▶ [Instruction] Copy the material word for word, starting at the line with "tweet-post-label: つぶやき [320, 228, 425, 259]" and ending with the last line.

[Element and box listings]
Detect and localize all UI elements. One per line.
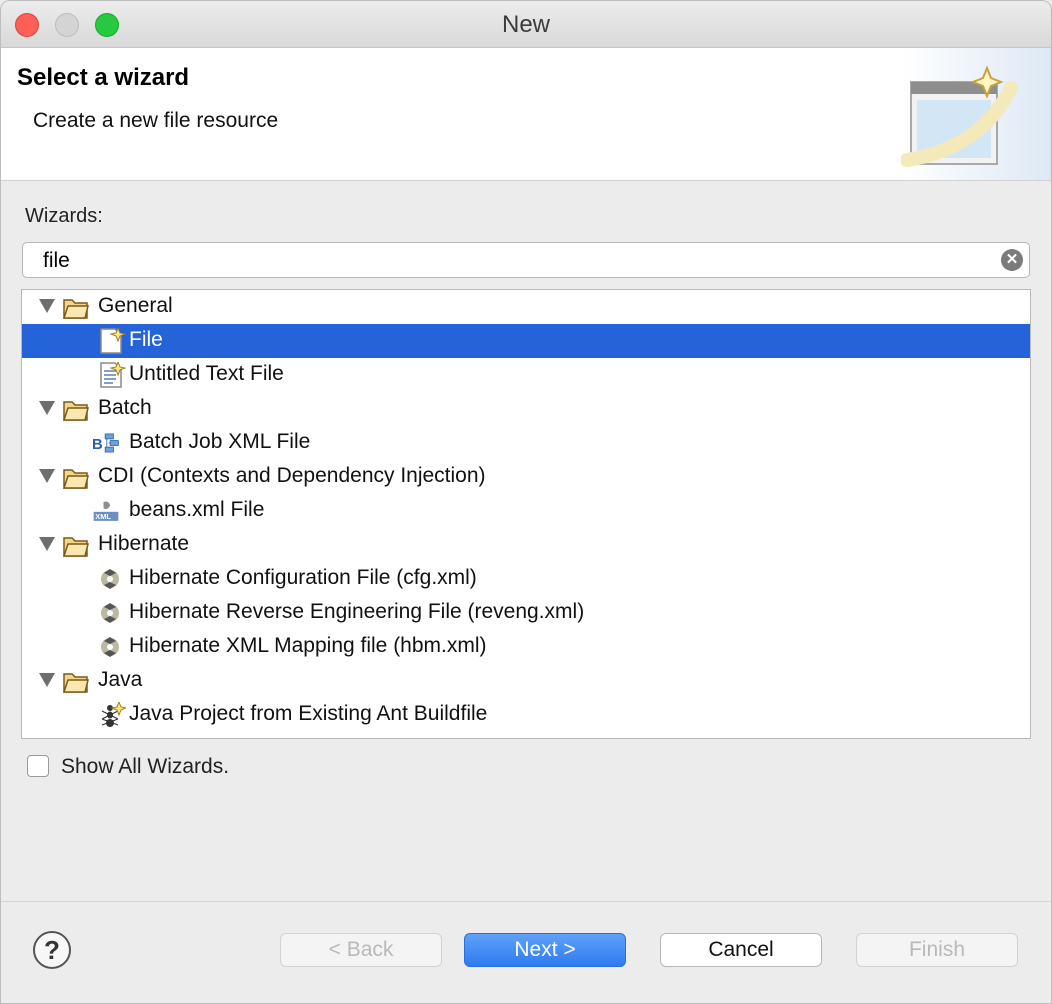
tree-item-label: beans.xml File [129,498,265,521]
wizard-banner: Select a wizard Create a new file resour… [1,48,1051,181]
svg-text:XML: XML [95,512,111,521]
next-button[interactable]: Next > [464,933,626,967]
tree-item-label: Untitled Text File [129,362,284,385]
new-wizard-dialog: New Select a wizard Create a new file re… [0,0,1052,1004]
tree-item-label: Hibernate XML Mapping file (hbm.xml) [129,634,487,657]
tree-item-file[interactable]: File [22,324,1030,358]
new-file-icon [100,328,126,354]
tree-item-hibernate-hbm[interactable]: Hibernate XML Mapping file (hbm.xml) [22,630,1030,664]
button-bar-divider [1,901,1051,902]
folder-icon [62,469,89,489]
tree-item-ant-project[interactable]: Java Project from Existing Ant Buildfile [22,698,1030,732]
new-wizard-icon [901,48,1051,180]
tree-item-label: Hibernate [98,532,190,555]
banner-title: Select a wizard [17,64,190,91]
tree-category-java[interactable]: Java [22,664,1030,698]
tree-item-label: Batch Job XML File [129,430,311,453]
folder-icon [62,537,89,557]
tree-item-untitled-text-file[interactable]: Untitled Text File [22,358,1030,392]
back-button[interactable]: < Back [280,933,442,967]
folder-icon [62,299,89,319]
hibernate-icon [101,603,119,623]
tree-item-beans-xml-file[interactable]: XML beans.xml File [22,494,1030,528]
tree-item-label: General [98,294,173,317]
help-icon[interactable]: ? [33,931,71,969]
hibernate-icon [101,637,119,657]
tree-item-batch-job-xml-file[interactable]: B Batch Job XML File [22,426,1030,460]
tree-item-hibernate-cfg[interactable]: Hibernate Configuration File (cfg.xml) [22,562,1030,596]
chevron-down-icon[interactable] [39,673,55,687]
tree-item-label: Hibernate Configuration File (cfg.xml) [129,566,477,589]
folder-icon [62,401,89,421]
chevron-down-icon[interactable] [39,537,55,551]
hibernate-icon [101,569,119,589]
chevron-down-icon[interactable] [39,299,55,313]
new-text-file-icon [100,362,126,388]
wizard-filter-field[interactable]: file ✕ [22,242,1030,278]
folder-icon [62,673,89,693]
ant-project-icon [101,702,126,727]
wizards-label: Wizards: [25,205,103,227]
batch-job-icon: B [92,433,119,453]
chevron-down-icon[interactable] [39,401,55,415]
tree-category-cdi[interactable]: CDI (Contexts and Dependency Injection) [22,460,1030,494]
window-title: New [501,11,550,38]
clear-icon[interactable]: ✕ [1001,249,1023,271]
tree-item-label: File [129,328,163,351]
tree-category-batch[interactable]: Batch [22,392,1030,426]
cancel-button[interactable]: Cancel [660,933,822,967]
tree-item-hibernate-reveng[interactable]: Hibernate Reverse Engineering File (reve… [22,596,1030,630]
show-all-wizards-label[interactable]: Show All Wizards. [61,755,229,779]
tree-item-label: Java Project from Existing Ant Buildfile [129,702,488,725]
banner-description: Create a new file resource [33,109,279,132]
tree-item-label: Java [98,668,143,691]
finish-button[interactable]: Finish [856,933,1018,967]
tree-item-label: Batch [98,396,152,419]
title-bar[interactable]: New [1,1,1051,48]
beans-xml-icon: XML [93,501,119,521]
svg-text:B: B [92,437,103,453]
show-all-wizards-checkbox[interactable] [27,755,49,777]
wizard-tree[interactable]: General File Untitled Text File Batch B … [21,289,1031,739]
chevron-down-icon[interactable] [39,469,55,483]
tree-category-hibernate[interactable]: Hibernate [22,528,1030,562]
tree-item-label: CDI (Contexts and Dependency Injection) [98,464,486,487]
tree-category-general[interactable]: General [22,290,1030,324]
tree-item-label: Hibernate Reverse Engineering File (reve… [129,600,585,623]
wizard-filter-value[interactable]: file [43,249,70,273]
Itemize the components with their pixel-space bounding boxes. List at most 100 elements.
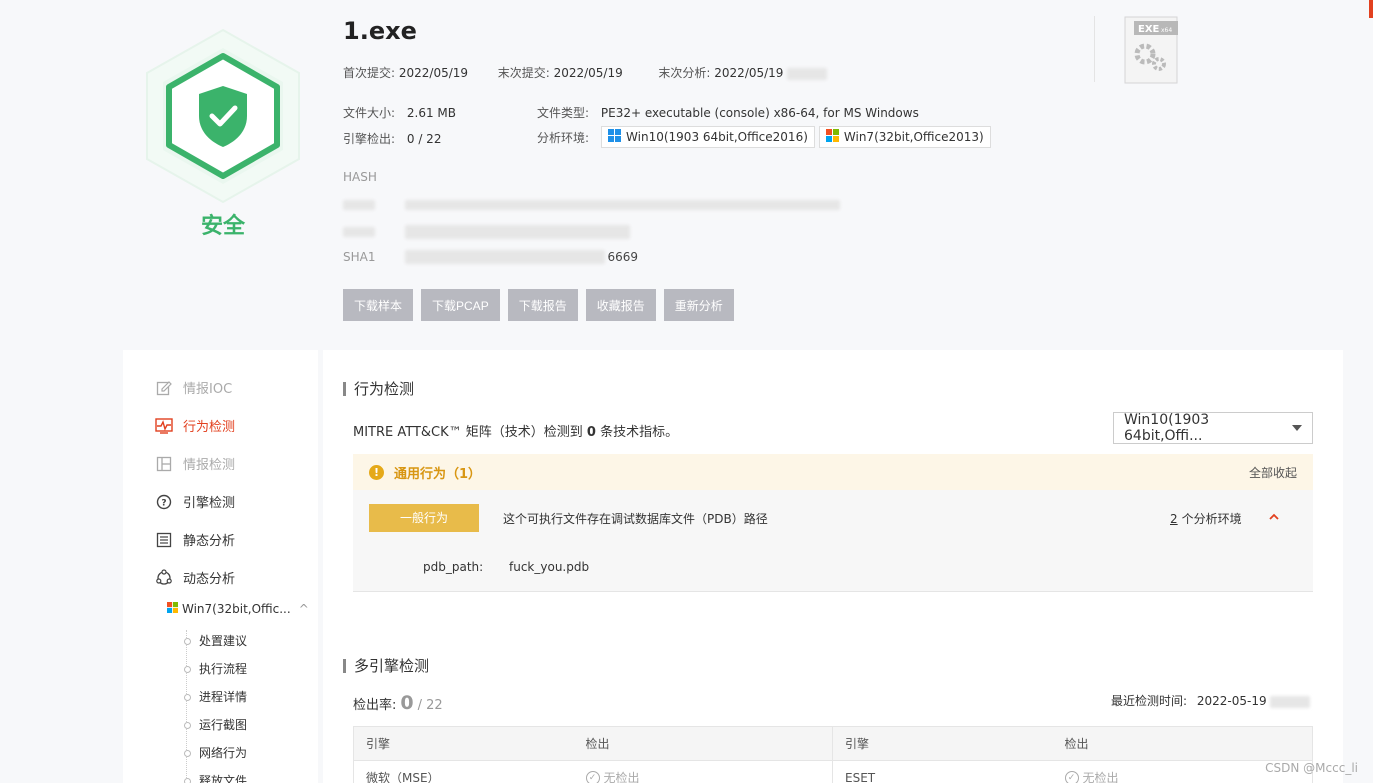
main-panel: 行为检测 MITRE ATT&CK™ 矩阵（技术）检测到 0 条技术指标。 Wi… bbox=[323, 350, 1343, 783]
behavior-level-tag: 一般行为 bbox=[369, 504, 479, 532]
exe-sub-label: x64 bbox=[1161, 27, 1172, 34]
nav-sub-item[interactable]: 释放文件 bbox=[183, 770, 247, 783]
pdb-path-key: pdb_path: bbox=[423, 560, 484, 574]
exe-label: EXE bbox=[1138, 24, 1160, 35]
env-chip-label: Win7(32bit,Office2013) bbox=[843, 130, 984, 144]
nav-sub-item[interactable]: 网络行为 bbox=[183, 742, 247, 770]
download-sample-button[interactable]: 下载样本 bbox=[343, 289, 414, 321]
nav-item-intel-ioc[interactable]: 情报IOC bbox=[155, 378, 232, 397]
help-circle-icon: ? bbox=[155, 493, 173, 511]
last-analysis-value: 2022/05/19 bbox=[714, 66, 784, 80]
env-chip-win7[interactable]: Win7(32bit,Office2013) bbox=[818, 126, 991, 148]
nav-item-label: 动态分析 bbox=[183, 572, 236, 587]
header-divider bbox=[1094, 16, 1095, 82]
nav-item-label: 静态分析 bbox=[183, 534, 236, 549]
table-row: 微软（MSE） ✓ 无检出 ESET ✓ 无检出 bbox=[354, 761, 1312, 783]
last-submit-value: 2022/05/19 bbox=[553, 66, 623, 80]
chevron-up-icon: ^ bbox=[298, 602, 309, 616]
column-header: 引擎 bbox=[366, 737, 391, 751]
cycle-icon bbox=[155, 568, 173, 587]
last-time-value: 2022-05-19 bbox=[1196, 694, 1267, 708]
rate-value: 0 bbox=[400, 692, 414, 714]
check-circle-icon: ✓ bbox=[585, 770, 600, 783]
behavior-description: 这个可执行文件存在调试数据库文件（PDB）路径 bbox=[503, 512, 768, 526]
nav-item-label: 行为检测 bbox=[183, 420, 236, 435]
file-name-title: 1.exe bbox=[343, 17, 417, 45]
behavior-group-header[interactable]: ! 通用行为（1） 全部收起 bbox=[353, 454, 1313, 490]
column-header: 检出 bbox=[574, 727, 833, 760]
nav-item-intel-detect[interactable]: 情报检测 bbox=[155, 454, 235, 473]
nav-item-dynamic[interactable]: 动态分析 bbox=[155, 568, 235, 587]
file-type-row: 文件类型: PE32+ executable (console) x86-64,… bbox=[537, 104, 919, 121]
pdb-path-value: fuck_you.pdb bbox=[509, 560, 590, 574]
verdict-label: 安全 bbox=[200, 214, 245, 239]
mitre-count: 0 bbox=[586, 425, 596, 440]
env-select-value: Win10(1903 64bit,Offi... bbox=[1124, 412, 1210, 444]
mitre-prefix: MITRE ATT&CK™ 矩阵（技术）检测到 bbox=[353, 425, 583, 440]
watermark: CSDN @Mccc_li bbox=[1265, 761, 1358, 775]
env-count-suffix: 个分析环境 bbox=[1181, 512, 1242, 526]
favorite-report-button[interactable]: 收藏报告 bbox=[585, 289, 656, 321]
sha1-tail: 6669 bbox=[607, 250, 639, 264]
table-header-row: 引擎 检出 引擎 检出 bbox=[354, 727, 1312, 761]
nav-item-label: 引擎检测 bbox=[183, 496, 236, 511]
download-pcap-button[interactable]: 下载PCAP bbox=[421, 289, 500, 321]
download-report-button[interactable]: 下载报告 bbox=[507, 289, 578, 321]
file-type-label: 文件类型: bbox=[537, 106, 590, 120]
env-chip-label: Win10(1903 64bit,Office2016) bbox=[626, 130, 808, 144]
nav-item-behavior[interactable]: 行为检测 bbox=[155, 416, 235, 435]
nav-sub-env-win7[interactable]: Win7(32bit,Offic... ^ bbox=[167, 602, 309, 616]
collapse-all-link[interactable]: 全部收起 bbox=[1249, 464, 1297, 481]
check-circle-icon: ✓ bbox=[1064, 770, 1079, 783]
nav-item-label: 情报IOC bbox=[183, 382, 233, 397]
env-count-link[interactable]: 2 个分析环境 bbox=[1170, 510, 1242, 527]
safety-hexagon-icon bbox=[143, 28, 303, 204]
env-chip-win10[interactable]: Win10(1903 64bit,Office2016) bbox=[601, 126, 815, 148]
nav-sub-item[interactable]: 进程详情 bbox=[183, 686, 247, 714]
engine-name: 微软（MSE） bbox=[366, 771, 440, 783]
analysis-env-label: 分析环境: bbox=[537, 130, 590, 145]
nav-sub-item[interactable]: 处置建议 bbox=[183, 630, 247, 658]
action-buttons: 下载样本 下载PCAP 下载报告 收藏报告 重新分析 bbox=[343, 289, 734, 321]
file-size-row: 文件大小: 2.61 MB bbox=[343, 104, 456, 121]
redacted-block bbox=[343, 226, 375, 237]
exe-file-icon: EXE x64 bbox=[1124, 16, 1178, 84]
file-size-label: 文件大小: bbox=[343, 106, 396, 120]
behavior-section-title: 行为检测 bbox=[343, 378, 414, 399]
column-header: 引擎 bbox=[845, 737, 870, 751]
redacted-block bbox=[343, 199, 375, 210]
chevron-up-icon[interactable] bbox=[1269, 510, 1279, 524]
reanalyze-button[interactable]: 重新分析 bbox=[663, 289, 734, 321]
last-submit-label: 末次提交: bbox=[497, 66, 550, 80]
engine-name: ESET bbox=[845, 770, 876, 783]
redacted-block bbox=[404, 224, 630, 239]
engine-result: ✓ 无检出 bbox=[574, 761, 833, 783]
windows7-icon bbox=[167, 602, 178, 616]
engines-title-text: 多引擎检测 bbox=[354, 657, 430, 675]
engine-detect-row: 引擎检出: 0 / 22 bbox=[343, 130, 441, 147]
nav-item-engine[interactable]: ? 引擎检测 bbox=[155, 492, 235, 511]
detection-rate: 检出率: 0 / 22 bbox=[353, 692, 443, 714]
result-text: 无检出 bbox=[603, 771, 640, 783]
heartbeat-icon bbox=[155, 417, 173, 435]
windows7-icon bbox=[825, 129, 839, 145]
engine-detect-label: 引擎检出: bbox=[343, 132, 396, 146]
nav-item-label: 情报检测 bbox=[183, 458, 236, 473]
left-nav: 情报IOC 行为检测 情报检测 ? 引擎检测 静态分析 动态分析 Win7(32… bbox=[123, 350, 318, 783]
hash-row-md5 bbox=[343, 197, 840, 211]
warning-icon: ! bbox=[369, 464, 384, 480]
analysis-env-row: 分析环境: Win10(1903 64bit,Office2016) Win7(… bbox=[537, 126, 995, 148]
file-type-value: PE32+ executable (console) x86-64, for M… bbox=[600, 106, 919, 120]
edit-icon bbox=[155, 379, 173, 397]
nav-sub-item[interactable]: 运行截图 bbox=[183, 714, 247, 742]
nav-sub-list: 处置建议 执行流程 进程详情 运行截图 网络行为 释放文件 bbox=[183, 630, 247, 783]
last-time-label: 最近检测时间: bbox=[1111, 694, 1188, 708]
env-count-num: 2 bbox=[1170, 512, 1178, 526]
result-text: 无检出 bbox=[1082, 771, 1119, 783]
submit-times: 首次提交: 2022/05/19 末次提交: 2022/05/19 末次分析: … bbox=[343, 64, 828, 81]
nav-item-static[interactable]: 静态分析 bbox=[155, 530, 235, 549]
nav-sub-item[interactable]: 执行流程 bbox=[183, 658, 247, 686]
engines-section-title: 多引擎检测 bbox=[343, 655, 429, 676]
env-select-dropdown[interactable]: Win10(1903 64bit,Offi... bbox=[1113, 412, 1313, 444]
hash-row-sha1: SHA1 6669 bbox=[343, 250, 638, 264]
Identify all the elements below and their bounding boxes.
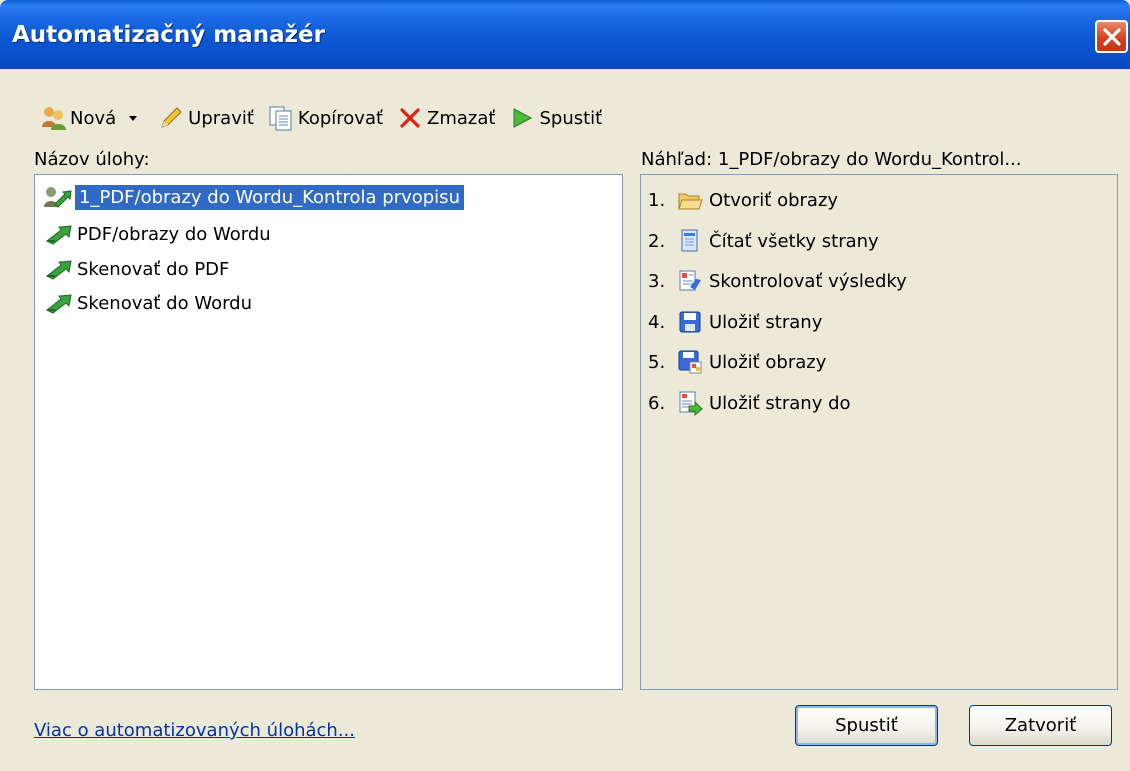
task-list-item-label: Skenovať do PDF — [77, 258, 230, 280]
step-number: 5. — [648, 351, 666, 373]
run-task-toolbar-label: Spustiť — [539, 107, 603, 129]
quick-task-icon — [43, 258, 75, 280]
pencil-icon — [158, 105, 184, 131]
more-info-link[interactable]: Viac o automatizovaných úlohách... — [34, 720, 355, 741]
custom-task-icon — [43, 186, 75, 208]
task-list-item[interactable]: Skenovať do Wordu — [43, 289, 252, 317]
task-preview-panel: 1. Otvoriť obrazy 2. Čítať všetky strany — [640, 174, 1118, 690]
quick-task-icon — [43, 223, 75, 245]
step-item: 5. Uložiť obrazy — [648, 347, 826, 377]
edit-task-button[interactable]: Upraviť — [158, 100, 254, 136]
task-list-item-label: 1_PDF/obrazy do Wordu_Kontrola prvopisu — [75, 184, 464, 210]
task-list-item[interactable]: 1_PDF/obrazy do Wordu_Kontrola prvopisu — [43, 183, 464, 211]
step-label: Uložiť strany — [709, 311, 823, 333]
new-task-dropdown[interactable] — [126, 100, 140, 136]
title-bar[interactable]: Automatizačný manažér — [0, 0, 1130, 69]
close-window-button[interactable] — [1095, 20, 1128, 53]
delete-task-label: Zmazať — [427, 107, 496, 129]
step-number: 1. — [648, 189, 666, 211]
delete-x-icon — [397, 105, 423, 131]
play-icon — [509, 105, 535, 131]
step-number: 2. — [648, 230, 666, 252]
copy-task-button[interactable]: Kopírovať — [268, 100, 383, 136]
step-label: Čítať všetky strany — [709, 230, 879, 252]
new-task-icon — [40, 105, 66, 131]
save-pages-to-icon — [677, 390, 703, 417]
new-task-button[interactable]: Nová — [40, 100, 116, 136]
run-task-toolbar-button[interactable]: Spustiť — [509, 100, 602, 136]
step-label: Otvoriť obrazy — [709, 189, 839, 211]
preview-label: Náhľad: 1_PDF/obrazy do Wordu_Kontrol... — [641, 149, 1022, 170]
step-item: 2. Čítať všetky strany — [648, 226, 879, 256]
toolbar: Nová Upraviť Kopírovať Zmazať Spustiť — [40, 100, 616, 136]
step-item: 1. Otvoriť obrazy — [648, 185, 838, 215]
open-images-icon — [677, 187, 703, 213]
step-label: Skontrolovať výsledky — [709, 270, 907, 292]
step-item: 3. Skontrolovať výsledky — [648, 266, 907, 296]
step-number: 3. — [648, 270, 666, 292]
close-icon — [1103, 28, 1121, 46]
step-item: 4. Uložiť strany — [648, 307, 822, 337]
task-name-label: Názov úlohy: — [34, 149, 150, 170]
task-list-item-label: PDF/obrazy do Wordu — [77, 223, 271, 245]
task-list-item[interactable]: Skenovať do PDF — [43, 255, 229, 283]
window-title: Automatizačný manažér — [12, 22, 325, 48]
task-list[interactable]: 1_PDF/obrazy do Wordu_Kontrola prvopisu … — [34, 174, 623, 690]
step-item: 6. Uložiť strany do — [648, 388, 851, 418]
task-list-item-label: Skenovať do Wordu — [77, 292, 252, 314]
run-button[interactable]: Spustiť — [795, 705, 938, 746]
save-images-icon — [677, 349, 703, 375]
delete-task-button[interactable]: Zmazať — [397, 100, 495, 136]
copy-icon — [268, 105, 294, 131]
step-number: 6. — [648, 392, 666, 414]
step-label: Uložiť strany do — [709, 392, 851, 414]
check-results-icon — [677, 268, 703, 294]
copy-task-label: Kopírovať — [297, 107, 384, 129]
read-pages-icon — [677, 228, 703, 254]
close-button[interactable]: Zatvoriť — [969, 705, 1112, 746]
edit-task-label: Upraviť — [188, 107, 254, 129]
dropdown-arrow-icon — [129, 116, 138, 121]
step-number: 4. — [648, 311, 666, 333]
automation-manager-dialog: Automatizačný manažér Nová Upraviť Kopír… — [0, 0, 1130, 771]
task-list-item[interactable]: PDF/obrazy do Wordu — [43, 220, 271, 248]
new-task-label: Nová — [70, 107, 117, 129]
save-pages-icon — [677, 309, 703, 335]
quick-task-icon — [43, 292, 75, 314]
step-label: Uložiť obrazy — [709, 351, 827, 373]
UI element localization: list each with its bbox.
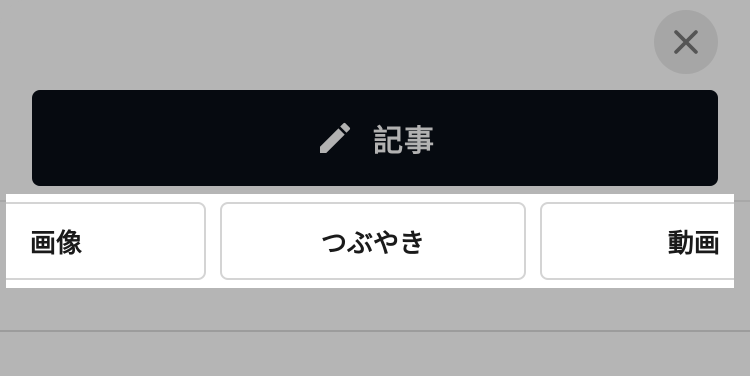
tweet-post-label: つぶやき [320, 228, 425, 259]
tweet-post-button[interactable]: つぶやき [220, 202, 526, 280]
close-icon [674, 30, 698, 54]
create-post-sheet: 記事 画像 つぶやき 動画 [0, 0, 750, 376]
divider [0, 330, 750, 332]
article-button-label: 記事 [373, 124, 435, 159]
post-type-row: 画像 つぶやき 動画 [6, 194, 734, 288]
close-button[interactable] [654, 10, 718, 74]
image-post-button[interactable]: 画像 [6, 202, 206, 280]
article-button[interactable]: 記事 [32, 90, 718, 186]
video-post-button[interactable]: 動画 [540, 202, 734, 280]
video-post-label: 動画 [668, 228, 721, 259]
pencil-icon [320, 122, 351, 153]
image-post-label: 画像 [30, 228, 83, 259]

▶ [Answer to this task]
tweet-post-label: つぶやき [320, 228, 425, 259]
tweet-post-button[interactable]: つぶやき [220, 202, 526, 280]
close-icon [674, 30, 698, 54]
create-post-sheet: 記事 画像 つぶやき 動画 [0, 0, 750, 376]
divider [0, 330, 750, 332]
article-button-label: 記事 [373, 124, 435, 159]
post-type-row: 画像 つぶやき 動画 [6, 194, 734, 288]
close-button[interactable] [654, 10, 718, 74]
image-post-button[interactable]: 画像 [6, 202, 206, 280]
article-button[interactable]: 記事 [32, 90, 718, 186]
video-post-button[interactable]: 動画 [540, 202, 734, 280]
video-post-label: 動画 [668, 228, 721, 259]
pencil-icon [320, 122, 351, 153]
image-post-label: 画像 [30, 228, 83, 259]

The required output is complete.